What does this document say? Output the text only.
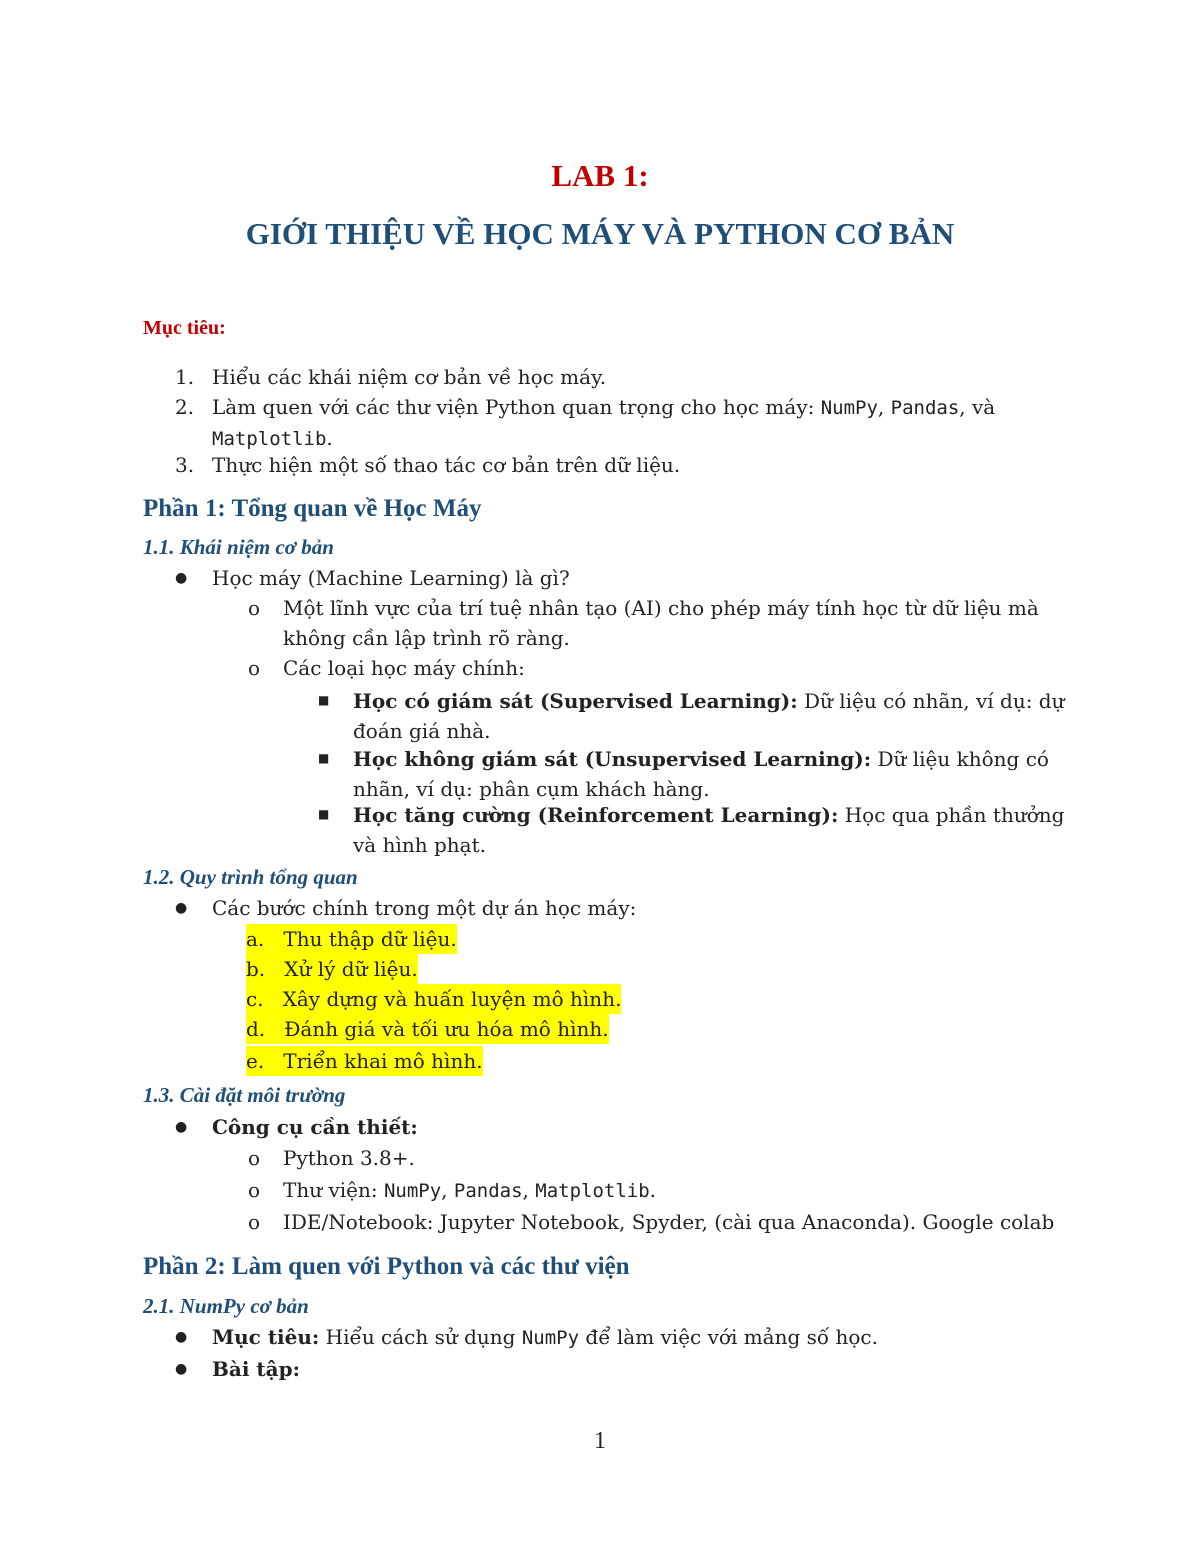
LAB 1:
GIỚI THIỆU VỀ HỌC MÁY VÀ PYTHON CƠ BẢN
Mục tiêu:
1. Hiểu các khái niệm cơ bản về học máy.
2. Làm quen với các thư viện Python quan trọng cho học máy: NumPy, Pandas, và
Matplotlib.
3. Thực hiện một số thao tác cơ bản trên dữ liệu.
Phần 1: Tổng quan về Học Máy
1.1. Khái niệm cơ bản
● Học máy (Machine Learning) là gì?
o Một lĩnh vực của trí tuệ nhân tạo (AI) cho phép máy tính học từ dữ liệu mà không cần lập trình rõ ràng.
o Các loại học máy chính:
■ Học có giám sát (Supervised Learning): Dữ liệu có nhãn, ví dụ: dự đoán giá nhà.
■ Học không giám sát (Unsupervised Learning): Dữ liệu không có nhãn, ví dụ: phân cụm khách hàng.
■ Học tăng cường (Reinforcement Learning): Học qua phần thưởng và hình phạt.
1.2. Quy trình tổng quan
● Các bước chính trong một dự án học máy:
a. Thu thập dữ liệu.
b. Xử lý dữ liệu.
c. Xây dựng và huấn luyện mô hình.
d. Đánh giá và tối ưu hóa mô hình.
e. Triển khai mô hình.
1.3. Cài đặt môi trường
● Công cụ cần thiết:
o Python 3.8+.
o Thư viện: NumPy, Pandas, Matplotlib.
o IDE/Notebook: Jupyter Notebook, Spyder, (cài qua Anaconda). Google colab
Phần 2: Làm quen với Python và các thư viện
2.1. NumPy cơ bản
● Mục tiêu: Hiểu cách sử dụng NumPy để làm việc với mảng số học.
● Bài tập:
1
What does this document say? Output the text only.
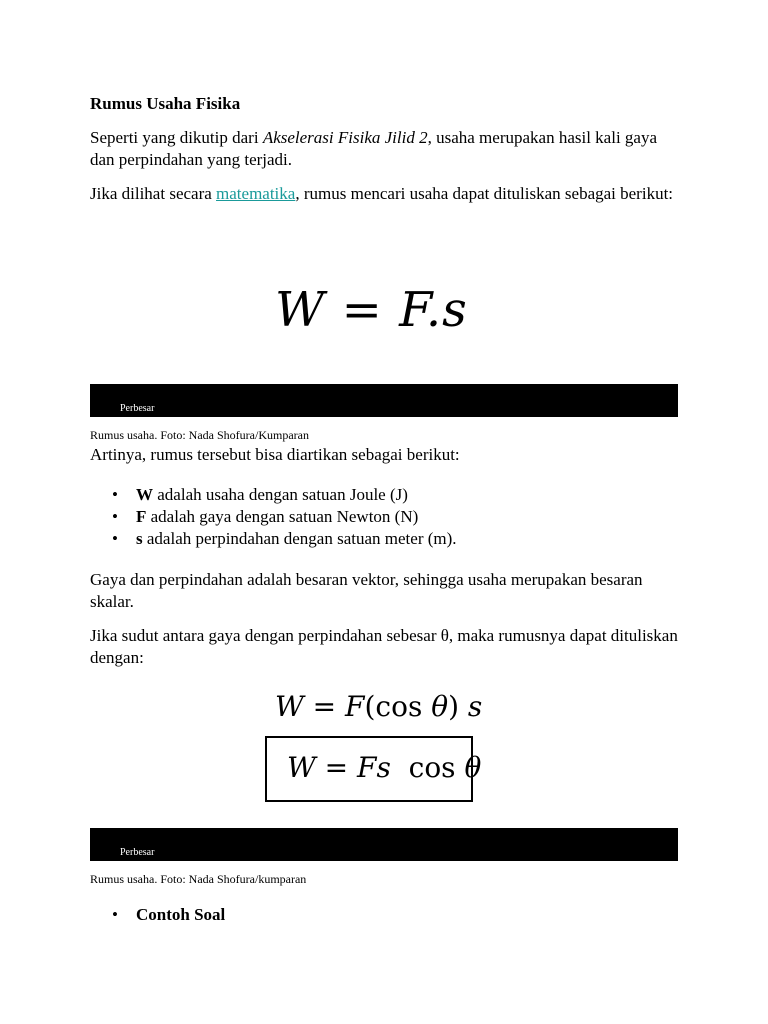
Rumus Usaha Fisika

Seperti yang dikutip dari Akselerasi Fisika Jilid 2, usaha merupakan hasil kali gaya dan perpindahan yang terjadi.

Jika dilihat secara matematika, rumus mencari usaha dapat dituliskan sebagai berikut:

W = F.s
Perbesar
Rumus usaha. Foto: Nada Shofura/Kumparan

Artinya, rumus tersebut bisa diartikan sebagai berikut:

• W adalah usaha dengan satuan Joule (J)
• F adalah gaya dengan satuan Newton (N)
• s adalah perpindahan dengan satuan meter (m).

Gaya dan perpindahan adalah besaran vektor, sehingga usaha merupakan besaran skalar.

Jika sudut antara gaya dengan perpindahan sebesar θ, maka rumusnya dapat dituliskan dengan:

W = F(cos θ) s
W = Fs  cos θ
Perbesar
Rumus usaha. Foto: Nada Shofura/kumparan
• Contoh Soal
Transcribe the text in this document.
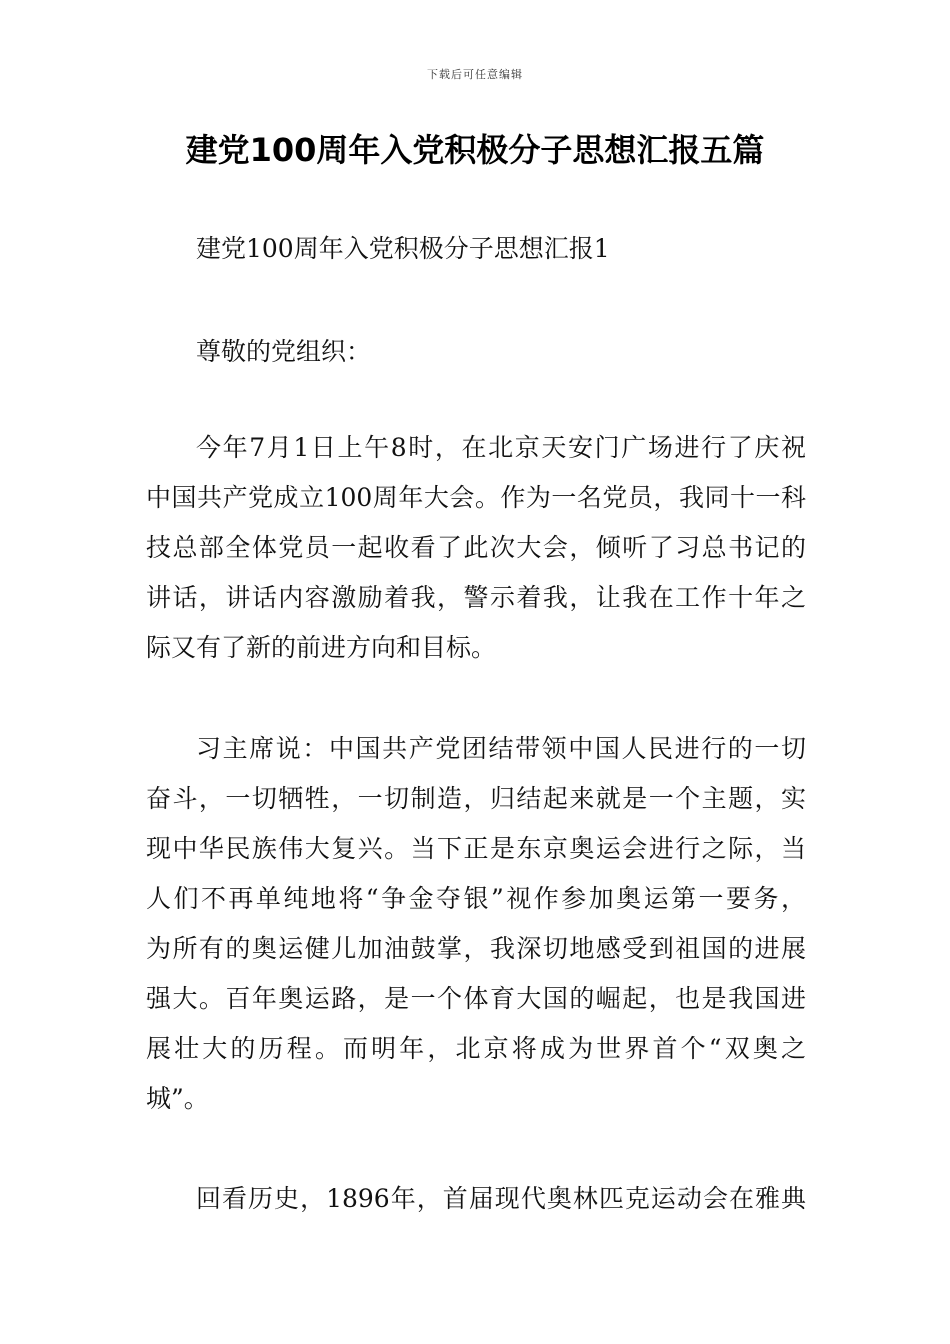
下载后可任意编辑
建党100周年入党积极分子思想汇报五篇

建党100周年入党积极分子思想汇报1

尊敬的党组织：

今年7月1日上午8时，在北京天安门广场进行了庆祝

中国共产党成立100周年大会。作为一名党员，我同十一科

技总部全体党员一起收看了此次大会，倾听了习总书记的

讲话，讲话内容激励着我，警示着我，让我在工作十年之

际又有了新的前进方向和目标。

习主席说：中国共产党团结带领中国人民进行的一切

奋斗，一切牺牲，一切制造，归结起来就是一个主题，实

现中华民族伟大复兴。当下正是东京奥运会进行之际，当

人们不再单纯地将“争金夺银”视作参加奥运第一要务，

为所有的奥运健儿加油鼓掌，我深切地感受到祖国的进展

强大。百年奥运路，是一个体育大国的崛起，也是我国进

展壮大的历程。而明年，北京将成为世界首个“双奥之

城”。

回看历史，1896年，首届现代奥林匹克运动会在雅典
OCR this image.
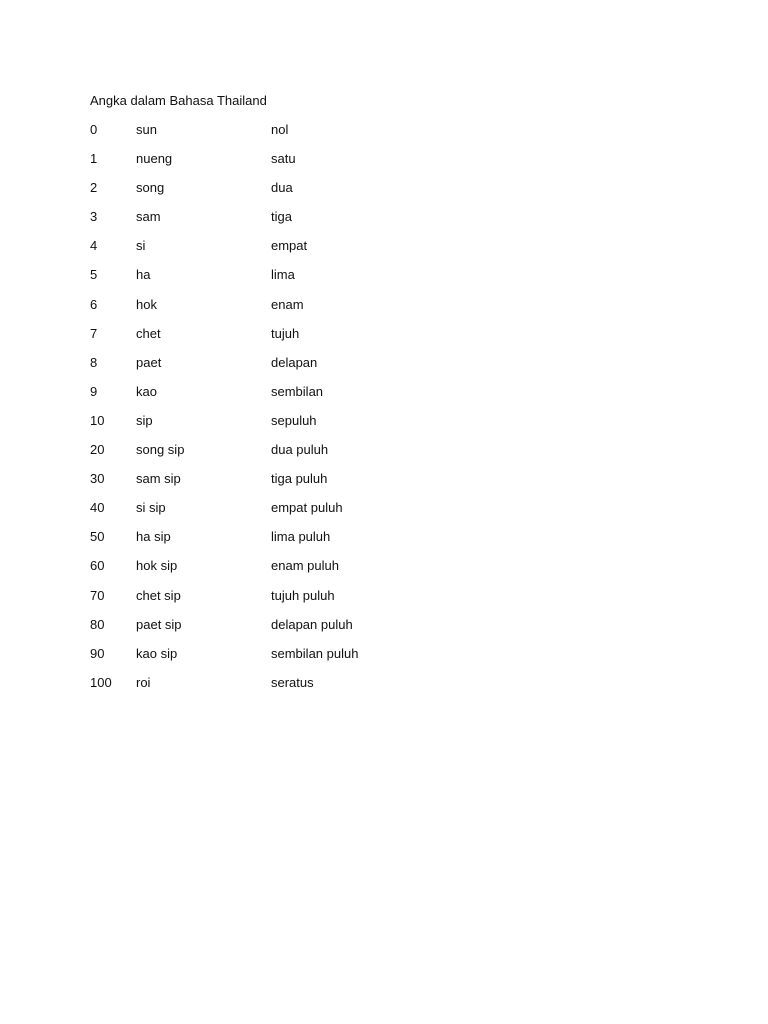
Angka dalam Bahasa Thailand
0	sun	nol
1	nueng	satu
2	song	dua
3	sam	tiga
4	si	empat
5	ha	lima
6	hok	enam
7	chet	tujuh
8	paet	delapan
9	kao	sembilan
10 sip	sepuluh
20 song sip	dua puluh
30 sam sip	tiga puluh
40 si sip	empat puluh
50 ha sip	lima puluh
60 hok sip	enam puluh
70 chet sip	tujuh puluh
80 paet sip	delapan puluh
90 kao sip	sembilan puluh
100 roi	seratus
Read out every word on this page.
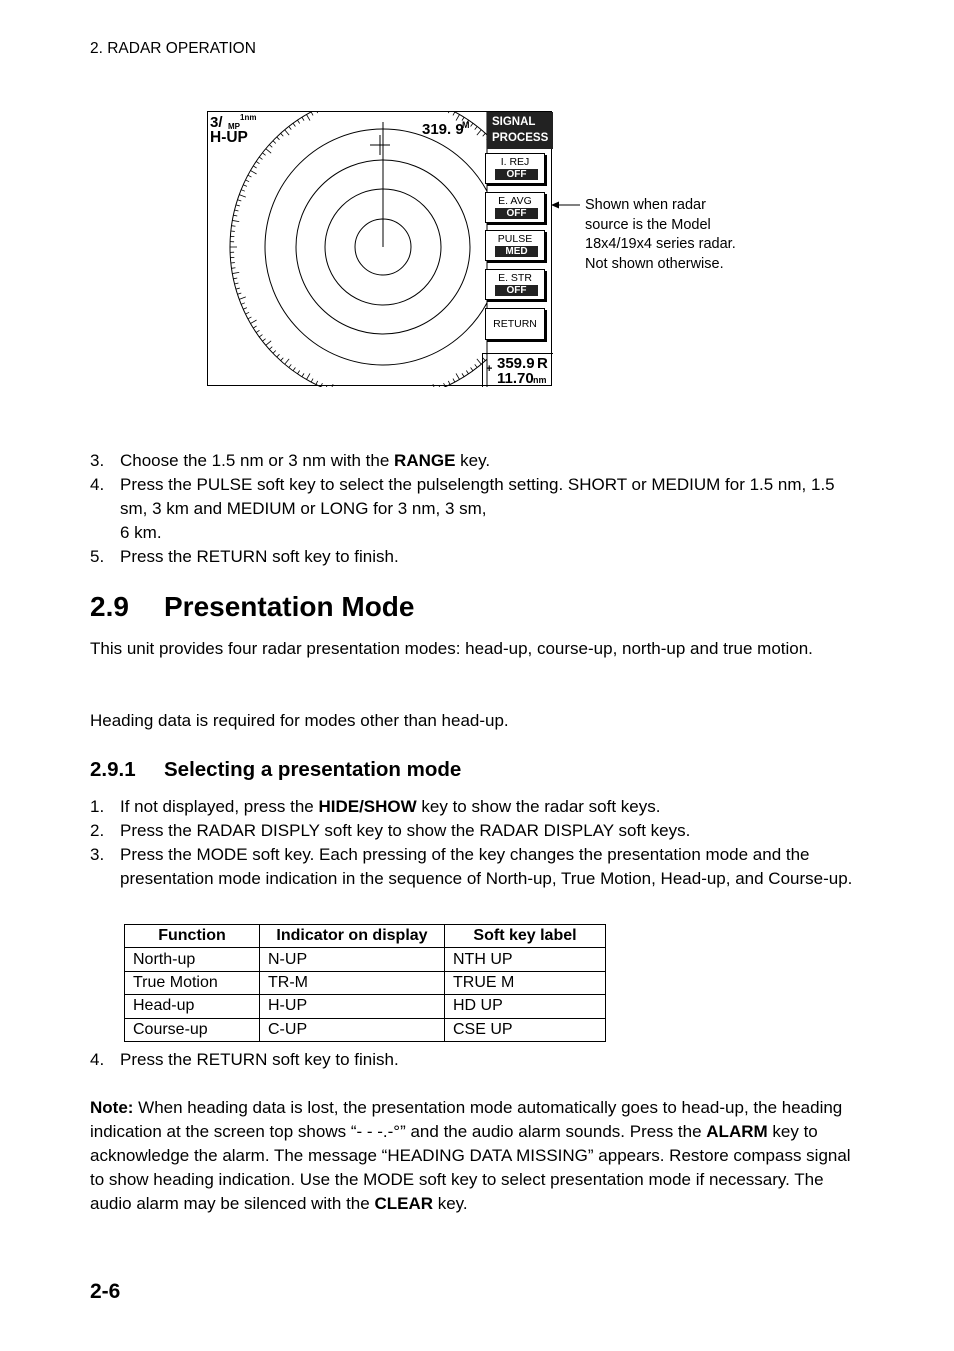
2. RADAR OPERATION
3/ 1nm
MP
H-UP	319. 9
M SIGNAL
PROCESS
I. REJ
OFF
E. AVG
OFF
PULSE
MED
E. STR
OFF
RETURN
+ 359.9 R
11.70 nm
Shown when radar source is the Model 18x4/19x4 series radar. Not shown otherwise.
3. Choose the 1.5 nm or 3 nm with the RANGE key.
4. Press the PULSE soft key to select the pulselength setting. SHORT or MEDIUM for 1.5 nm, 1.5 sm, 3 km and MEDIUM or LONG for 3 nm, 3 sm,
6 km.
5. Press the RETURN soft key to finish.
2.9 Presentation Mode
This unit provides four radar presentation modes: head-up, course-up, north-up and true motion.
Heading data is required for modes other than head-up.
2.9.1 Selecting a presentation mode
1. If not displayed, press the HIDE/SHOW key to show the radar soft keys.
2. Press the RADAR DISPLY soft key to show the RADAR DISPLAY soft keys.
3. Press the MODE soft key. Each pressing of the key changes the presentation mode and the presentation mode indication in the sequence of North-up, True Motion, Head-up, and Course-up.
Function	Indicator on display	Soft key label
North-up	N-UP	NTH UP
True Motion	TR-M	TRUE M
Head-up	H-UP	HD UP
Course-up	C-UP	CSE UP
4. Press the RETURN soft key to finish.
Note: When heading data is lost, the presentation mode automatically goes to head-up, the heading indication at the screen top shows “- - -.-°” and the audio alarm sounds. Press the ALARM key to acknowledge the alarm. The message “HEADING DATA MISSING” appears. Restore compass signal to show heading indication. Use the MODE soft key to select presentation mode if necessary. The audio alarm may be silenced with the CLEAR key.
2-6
□ □ □ □ □ □ □
**WHAT IS ASKED:**
Go through the entries above and print each one exactly, minus the pictures.

**EXPECTED ANSWER:**
What does this document say? Output the text only.
LAB 1:
GIỚI THIỆU VỀ HỌC MÁY VÀ PYTHON CƠ BẢN
Mục tiêu:
1. Hiểu các khái niệm cơ bản về học máy.
2. Làm quen với các thư viện Python quan trọng cho học máy: NumPy, Pandas, và
Matplotlib.
3. Thực hiện một số thao tác cơ bản trên dữ liệu.
Phần 1: Tổng quan về Học Máy
1.1. Khái niệm cơ bản
● Học máy (Machine Learning) là gì?
o Một lĩnh vực của trí tuệ nhân tạo (AI) cho phép máy tính học từ dữ liệu mà không cần lập trình rõ ràng.
o Các loại học máy chính:
■ Học có giám sát (Supervised Learning): Dữ liệu có nhãn, ví dụ: dự đoán giá nhà.
■ Học không giám sát (Unsupervised Learning): Dữ liệu không có nhãn, ví dụ: phân cụm khách hàng.
■ Học tăng cường (Reinforcement Learning): Học qua phần thưởng và hình phạt.
1.2. Quy trình tổng quan
● Các bước chính trong một dự án học máy:
a. Thu thập dữ liệu.
b. Xử lý dữ liệu.
c. Xây dựng và huấn luyện mô hình.
d. Đánh giá và tối ưu hóa mô hình.
e. Triển khai mô hình.
1.3. Cài đặt môi trường
● Công cụ cần thiết:
o Python 3.8+.
o Thư viện: NumPy, Pandas, Matplotlib.
o IDE/Notebook: Jupyter Notebook, Spyder, (cài qua Anaconda). Google colab
Phần 2: Làm quen với Python và các thư viện
2.1. NumPy cơ bản
● Mục tiêu: Hiểu cách sử dụng NumPy để làm việc với mảng số học.
● Bài tập:
1
What does this document say? Output the text only.
Rumus Usaha Fisika

Seperti yang dikutip dari Akselerasi Fisika Jilid 2, usaha merupakan hasil kali gaya dan perpindahan yang terjadi.

Jika dilihat secara matematika, rumus mencari usaha dapat dituliskan sebagai berikut:

W = F.s
Perbesar
Rumus usaha. Foto: Nada Shofura/Kumparan

Artinya, rumus tersebut bisa diartikan sebagai berikut:

• W adalah usaha dengan satuan Joule (J)
• F adalah gaya dengan satuan Newton (N)
• s adalah perpindahan dengan satuan meter (m).

Gaya dan perpindahan adalah besaran vektor, sehingga usaha merupakan besaran skalar.

Jika sudut antara gaya dengan perpindahan sebesar θ, maka rumusnya dapat dituliskan dengan:

W = F(cos θ) s
W = Fs  cos θ
Perbesar
Rumus usaha. Foto: Nada Shofura/kumparan
• Contoh Soal
Transcribe the text in this document.
下载后可任意编辑
建党100周年入党积极分子思想汇报五篇

建党100周年入党积极分子思想汇报1

尊敬的党组织：

今年7月1日上午8时，在北京天安门广场进行了庆祝

中国共产党成立100周年大会。作为一名党员，我同十一科

技总部全体党员一起收看了此次大会，倾听了习总书记的

讲话，讲话内容激励着我，警示着我，让我在工作十年之

际又有了新的前进方向和目标。

习主席说：中国共产党团结带领中国人民进行的一切

奋斗，一切牺牲，一切制造，归结起来就是一个主题，实

现中华民族伟大复兴。当下正是东京奥运会进行之际，当

人们不再单纯地将“争金夺银”视作参加奥运第一要务，

为所有的奥运健儿加油鼓掌，我深切地感受到祖国的进展

强大。百年奥运路，是一个体育大国的崛起，也是我国进

展壮大的历程。而明年，北京将成为世界首个“双奥之

城”。

回看历史，1896年，首届现代奥林匹克运动会在雅典
OCR this image.
Angka dalam Bahasa Thailand
0	sun	nol
1	nueng	satu
2	song	dua
3	sam	tiga
4	si	empat
5	ha	lima
6	hok	enam
7	chet	tujuh
8	paet	delapan
9	kao	sembilan
10 sip	sepuluh
20 song sip	dua puluh
30 sam sip	tiga puluh
40 si sip	empat puluh
50 ha sip	lima puluh
60 hok sip	enam puluh
70 chet sip	tujuh puluh
80 paet sip	delapan puluh
90 kao sip	sembilan puluh
100 roi	seratus
Read out every word on this page.
2. RADAR OPERATION
3/ 1nm
MP
H-UP	319. 9
M SIGNAL
PROCESS
I. REJ
OFF
E. AVG
OFF
PULSE
MED
E. STR
OFF
RETURN
+ 359.9 R
11.70 nm
Shown when radar source is the Model 18x4/19x4 series radar. Not shown otherwise.
3. Choose the 1.5 nm or 3 nm with the RANGE key.
4. Press the PULSE soft key to select the pulselength setting. SHORT or MEDIUM for 1.5 nm, 1.5 sm, 3 km and MEDIUM or LONG for 3 nm, 3 sm,
6 km.
5. Press the RETURN soft key to finish.
2.9 Presentation Mode
This unit provides four radar presentation modes: head-up, course-up, north-up and true motion.
Heading data is required for modes other than head-up.
2.9.1 Selecting a presentation mode
1. If not displayed, press the HIDE/SHOW key to show the radar soft keys.
2. Press the RADAR DISPLY soft key to show the RADAR DISPLAY soft keys.
3. Press the MODE soft key. Each pressing of the key changes the presentation mode and the presentation mode indication in the sequence of North-up, True Motion, Head-up, and Course-up.
Function	Indicator on display	Soft key label
North-up	N-UP	NTH UP
True Motion	TR-M	TRUE M
Head-up	H-UP	HD UP
Course-up	C-UP	CSE UP
4. Press the RETURN soft key to finish.
Note: When heading data is lost, the presentation mode automatically goes to head-up, the heading indication at the screen top shows “- - -.-°” and the audio alarm sounds. Press the ALARM key to acknowledge the alarm. The message “HEADING DATA MISSING” appears. Restore compass signal to show heading indication. Use the MODE soft key to select presentation mode if necessary. The audio alarm may be silenced with the CLEAR key.
2-6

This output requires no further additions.